### Work to do
Could you continue the passage below on warrant rights, shareholder meetings and directors, picking up right after its final sentence?

Rights as a Shareholder. Except as otherwise provided in the February 2023
Warrants or by virtue of such holder’s ownership of our common shares, the holder of a February 2023 Warrants does not have the rights or privileges of a holder of our common shares, including any voting rights, until the holder exercises the
warrant.
Governing Law. The February 2023 Warrants and the February 2023 Warrants Agreement are governed by New York law.
Shareholder Meetings
Under our Amended and Restated By-Laws, annual shareholder meetings will be held at a time and place selected by our Board of Directors. The meetings may be held in or outside of
the Marshall Islands. Special meetings of the shareholders, unless otherwise prescribed by law, may be called for any purpose or purposes at any time exclusively by our Board of Directors. Notice of every annual and special meeting of
shareholders shall be given at least 15 but not more than 60 days before such meeting to each shareholder of record entitled to vote thereat.
Directors
Our directors are elected by a plurality of the votes cast at a meeting of the shareholders by the holders of shares entitled to vote in the election. Our Third Amended and
Restated Articles of Incorporation and Amended and Restated By-laws, as further amended, prohibit cumulative voting in the election of directors.

### Given entries

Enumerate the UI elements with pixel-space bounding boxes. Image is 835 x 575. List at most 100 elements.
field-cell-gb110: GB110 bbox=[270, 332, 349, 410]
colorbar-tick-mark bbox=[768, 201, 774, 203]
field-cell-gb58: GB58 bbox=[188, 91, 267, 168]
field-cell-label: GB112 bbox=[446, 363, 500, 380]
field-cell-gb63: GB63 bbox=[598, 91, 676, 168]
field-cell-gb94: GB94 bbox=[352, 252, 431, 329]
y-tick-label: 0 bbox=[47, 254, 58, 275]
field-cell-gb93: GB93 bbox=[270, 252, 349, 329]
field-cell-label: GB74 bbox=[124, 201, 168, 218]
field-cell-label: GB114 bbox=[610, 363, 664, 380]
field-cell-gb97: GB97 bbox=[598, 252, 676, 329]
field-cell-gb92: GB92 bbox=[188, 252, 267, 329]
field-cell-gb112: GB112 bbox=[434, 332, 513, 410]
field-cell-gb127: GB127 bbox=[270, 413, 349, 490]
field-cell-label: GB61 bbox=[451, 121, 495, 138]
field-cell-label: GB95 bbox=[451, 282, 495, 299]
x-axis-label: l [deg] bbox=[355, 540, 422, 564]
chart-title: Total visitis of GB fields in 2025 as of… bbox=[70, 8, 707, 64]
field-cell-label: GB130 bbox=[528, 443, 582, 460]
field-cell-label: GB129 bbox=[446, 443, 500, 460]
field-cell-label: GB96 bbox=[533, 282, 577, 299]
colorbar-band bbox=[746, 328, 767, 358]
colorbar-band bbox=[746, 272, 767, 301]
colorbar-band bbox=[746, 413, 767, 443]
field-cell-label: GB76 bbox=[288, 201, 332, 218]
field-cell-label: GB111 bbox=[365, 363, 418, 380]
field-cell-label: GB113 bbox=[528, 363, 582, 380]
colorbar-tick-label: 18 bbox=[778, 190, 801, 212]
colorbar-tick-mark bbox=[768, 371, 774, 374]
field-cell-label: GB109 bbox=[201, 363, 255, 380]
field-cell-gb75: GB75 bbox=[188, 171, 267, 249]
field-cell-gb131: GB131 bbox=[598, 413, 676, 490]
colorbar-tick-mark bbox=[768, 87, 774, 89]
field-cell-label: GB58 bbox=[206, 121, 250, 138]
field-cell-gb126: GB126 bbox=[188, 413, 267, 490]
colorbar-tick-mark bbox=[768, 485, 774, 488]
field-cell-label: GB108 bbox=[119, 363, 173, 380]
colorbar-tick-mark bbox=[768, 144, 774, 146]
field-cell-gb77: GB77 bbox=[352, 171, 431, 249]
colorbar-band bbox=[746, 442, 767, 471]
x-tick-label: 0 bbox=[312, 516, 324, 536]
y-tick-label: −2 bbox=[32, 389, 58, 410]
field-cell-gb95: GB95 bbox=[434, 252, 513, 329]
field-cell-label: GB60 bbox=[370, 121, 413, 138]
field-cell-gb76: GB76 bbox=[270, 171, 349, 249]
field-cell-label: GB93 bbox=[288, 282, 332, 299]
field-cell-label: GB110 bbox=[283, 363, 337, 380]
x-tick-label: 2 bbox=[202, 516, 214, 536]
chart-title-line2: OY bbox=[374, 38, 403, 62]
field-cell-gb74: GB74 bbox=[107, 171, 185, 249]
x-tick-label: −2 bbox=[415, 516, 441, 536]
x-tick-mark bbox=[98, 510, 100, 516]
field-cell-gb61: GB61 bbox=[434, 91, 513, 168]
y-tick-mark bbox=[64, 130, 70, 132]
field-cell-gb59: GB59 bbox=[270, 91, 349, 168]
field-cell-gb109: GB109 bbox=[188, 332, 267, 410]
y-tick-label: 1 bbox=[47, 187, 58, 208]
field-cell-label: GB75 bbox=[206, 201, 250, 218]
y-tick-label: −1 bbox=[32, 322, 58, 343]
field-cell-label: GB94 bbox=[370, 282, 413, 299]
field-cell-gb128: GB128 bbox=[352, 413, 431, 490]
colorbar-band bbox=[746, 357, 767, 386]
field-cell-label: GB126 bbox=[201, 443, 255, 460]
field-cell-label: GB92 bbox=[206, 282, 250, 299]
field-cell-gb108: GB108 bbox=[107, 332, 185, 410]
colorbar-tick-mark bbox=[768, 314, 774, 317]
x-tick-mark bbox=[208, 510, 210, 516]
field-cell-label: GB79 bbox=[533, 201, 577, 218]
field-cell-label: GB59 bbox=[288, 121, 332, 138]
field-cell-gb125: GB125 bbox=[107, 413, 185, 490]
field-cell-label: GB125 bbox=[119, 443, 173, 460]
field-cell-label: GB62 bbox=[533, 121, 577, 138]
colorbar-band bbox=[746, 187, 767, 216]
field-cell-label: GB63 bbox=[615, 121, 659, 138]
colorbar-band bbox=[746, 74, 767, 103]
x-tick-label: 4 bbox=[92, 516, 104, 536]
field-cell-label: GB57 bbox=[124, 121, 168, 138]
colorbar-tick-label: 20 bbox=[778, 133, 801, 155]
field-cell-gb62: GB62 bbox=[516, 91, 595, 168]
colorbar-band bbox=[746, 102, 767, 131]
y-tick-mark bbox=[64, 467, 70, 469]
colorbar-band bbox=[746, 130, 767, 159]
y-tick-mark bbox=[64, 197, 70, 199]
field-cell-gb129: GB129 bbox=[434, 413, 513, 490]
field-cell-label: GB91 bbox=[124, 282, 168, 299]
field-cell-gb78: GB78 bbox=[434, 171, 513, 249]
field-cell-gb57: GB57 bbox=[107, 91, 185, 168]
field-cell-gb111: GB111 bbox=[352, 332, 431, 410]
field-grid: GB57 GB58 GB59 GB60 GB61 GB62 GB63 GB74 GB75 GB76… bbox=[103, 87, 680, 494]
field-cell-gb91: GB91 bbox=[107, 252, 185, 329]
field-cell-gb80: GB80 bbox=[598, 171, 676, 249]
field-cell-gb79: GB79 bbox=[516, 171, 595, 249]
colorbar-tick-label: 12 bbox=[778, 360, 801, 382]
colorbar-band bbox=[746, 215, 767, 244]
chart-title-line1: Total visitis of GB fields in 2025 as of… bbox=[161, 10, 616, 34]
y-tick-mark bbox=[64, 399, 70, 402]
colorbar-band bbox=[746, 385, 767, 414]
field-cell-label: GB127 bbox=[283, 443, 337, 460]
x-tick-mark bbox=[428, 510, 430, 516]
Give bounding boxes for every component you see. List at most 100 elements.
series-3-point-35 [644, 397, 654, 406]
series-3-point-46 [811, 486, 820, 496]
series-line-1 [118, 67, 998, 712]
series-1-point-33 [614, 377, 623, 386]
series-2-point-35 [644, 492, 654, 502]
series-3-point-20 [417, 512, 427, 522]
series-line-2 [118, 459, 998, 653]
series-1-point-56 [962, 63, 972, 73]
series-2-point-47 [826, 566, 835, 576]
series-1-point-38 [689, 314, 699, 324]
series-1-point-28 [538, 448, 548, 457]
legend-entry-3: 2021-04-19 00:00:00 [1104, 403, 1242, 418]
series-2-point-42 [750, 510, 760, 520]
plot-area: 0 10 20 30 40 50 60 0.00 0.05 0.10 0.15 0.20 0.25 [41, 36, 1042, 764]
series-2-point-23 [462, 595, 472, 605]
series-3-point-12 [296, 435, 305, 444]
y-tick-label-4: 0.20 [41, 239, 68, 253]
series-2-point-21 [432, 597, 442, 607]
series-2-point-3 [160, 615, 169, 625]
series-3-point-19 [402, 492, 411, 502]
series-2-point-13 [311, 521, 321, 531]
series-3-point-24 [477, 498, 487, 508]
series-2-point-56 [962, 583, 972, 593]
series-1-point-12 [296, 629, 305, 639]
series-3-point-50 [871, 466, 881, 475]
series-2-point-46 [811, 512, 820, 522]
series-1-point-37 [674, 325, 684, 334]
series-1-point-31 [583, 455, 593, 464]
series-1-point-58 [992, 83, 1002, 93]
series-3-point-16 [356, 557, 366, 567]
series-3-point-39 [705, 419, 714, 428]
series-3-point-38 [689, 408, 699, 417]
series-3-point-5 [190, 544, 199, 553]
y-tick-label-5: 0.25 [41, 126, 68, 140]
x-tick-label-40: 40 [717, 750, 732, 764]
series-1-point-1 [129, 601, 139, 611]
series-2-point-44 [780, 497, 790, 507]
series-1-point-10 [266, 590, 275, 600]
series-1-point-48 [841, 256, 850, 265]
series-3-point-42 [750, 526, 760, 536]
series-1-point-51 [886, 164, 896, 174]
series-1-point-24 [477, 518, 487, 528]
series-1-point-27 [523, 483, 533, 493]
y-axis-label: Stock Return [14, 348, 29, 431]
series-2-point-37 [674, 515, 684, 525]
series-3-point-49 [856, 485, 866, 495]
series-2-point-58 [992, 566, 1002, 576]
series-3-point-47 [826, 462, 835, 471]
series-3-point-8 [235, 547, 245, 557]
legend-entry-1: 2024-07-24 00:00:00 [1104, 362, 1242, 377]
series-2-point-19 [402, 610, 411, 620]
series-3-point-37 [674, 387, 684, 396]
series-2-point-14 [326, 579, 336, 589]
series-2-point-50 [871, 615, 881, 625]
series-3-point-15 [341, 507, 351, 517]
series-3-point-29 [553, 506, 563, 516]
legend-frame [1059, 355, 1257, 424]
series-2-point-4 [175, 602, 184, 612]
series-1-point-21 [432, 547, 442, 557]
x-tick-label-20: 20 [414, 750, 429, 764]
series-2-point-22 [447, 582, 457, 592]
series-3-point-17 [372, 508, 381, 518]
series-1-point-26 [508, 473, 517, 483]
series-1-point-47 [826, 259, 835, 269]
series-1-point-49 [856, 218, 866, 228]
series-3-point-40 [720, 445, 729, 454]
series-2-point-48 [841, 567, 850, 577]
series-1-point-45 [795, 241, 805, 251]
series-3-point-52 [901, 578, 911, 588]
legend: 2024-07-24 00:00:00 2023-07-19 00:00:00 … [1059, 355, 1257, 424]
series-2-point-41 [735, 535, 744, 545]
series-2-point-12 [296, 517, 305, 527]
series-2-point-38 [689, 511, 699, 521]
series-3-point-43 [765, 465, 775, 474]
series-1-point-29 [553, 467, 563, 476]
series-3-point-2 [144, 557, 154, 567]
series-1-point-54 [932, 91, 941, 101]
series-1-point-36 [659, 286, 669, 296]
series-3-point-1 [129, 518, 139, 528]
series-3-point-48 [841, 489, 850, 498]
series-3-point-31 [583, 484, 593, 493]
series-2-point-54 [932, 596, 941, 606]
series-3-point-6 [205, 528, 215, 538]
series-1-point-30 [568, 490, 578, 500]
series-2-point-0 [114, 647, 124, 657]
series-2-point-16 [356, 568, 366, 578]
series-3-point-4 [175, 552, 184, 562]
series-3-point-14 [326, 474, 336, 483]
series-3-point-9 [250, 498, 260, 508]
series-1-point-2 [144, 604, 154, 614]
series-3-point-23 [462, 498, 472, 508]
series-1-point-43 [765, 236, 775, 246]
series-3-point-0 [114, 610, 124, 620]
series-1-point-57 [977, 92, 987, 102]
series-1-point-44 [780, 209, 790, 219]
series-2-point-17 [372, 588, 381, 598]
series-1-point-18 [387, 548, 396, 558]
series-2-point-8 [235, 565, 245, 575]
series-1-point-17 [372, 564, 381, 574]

### Response to this exercise
Our Board of Directors must consist of at least one member and not more than twelve, as fixed from time to time by the vote of not less than 66 2/3% of the entire board. Each
director shall be elected to serve until the third succeeding annual meeting of shareholders and until his successor shall have been duly elected and qualified, except in the event of his death, resignation, removal, or the earlier termination of
his term of office. Our Board of Directors has the authority to fix the amounts which shall be payable to the members of our Board of Directors, and to members of any committee, for attendance at any meeting or for services rendered to us.
Classified Board
Our Third Amended and Restated Articles of Incorporation provide for the division of our Board of Directors into three classes of directors, with each class as nearly equal in
number as possible, serving staggered, three-year terms. Approximately one-third of our Board of Directors will be elected each year. This classified board provision could discourage a third party from making a tender offer for our shares or
attempting to obtain control of our company. It could also delay shareholders who do not agree with the policies of our Board of Directors from removing a majority of our Board of Directors for two years.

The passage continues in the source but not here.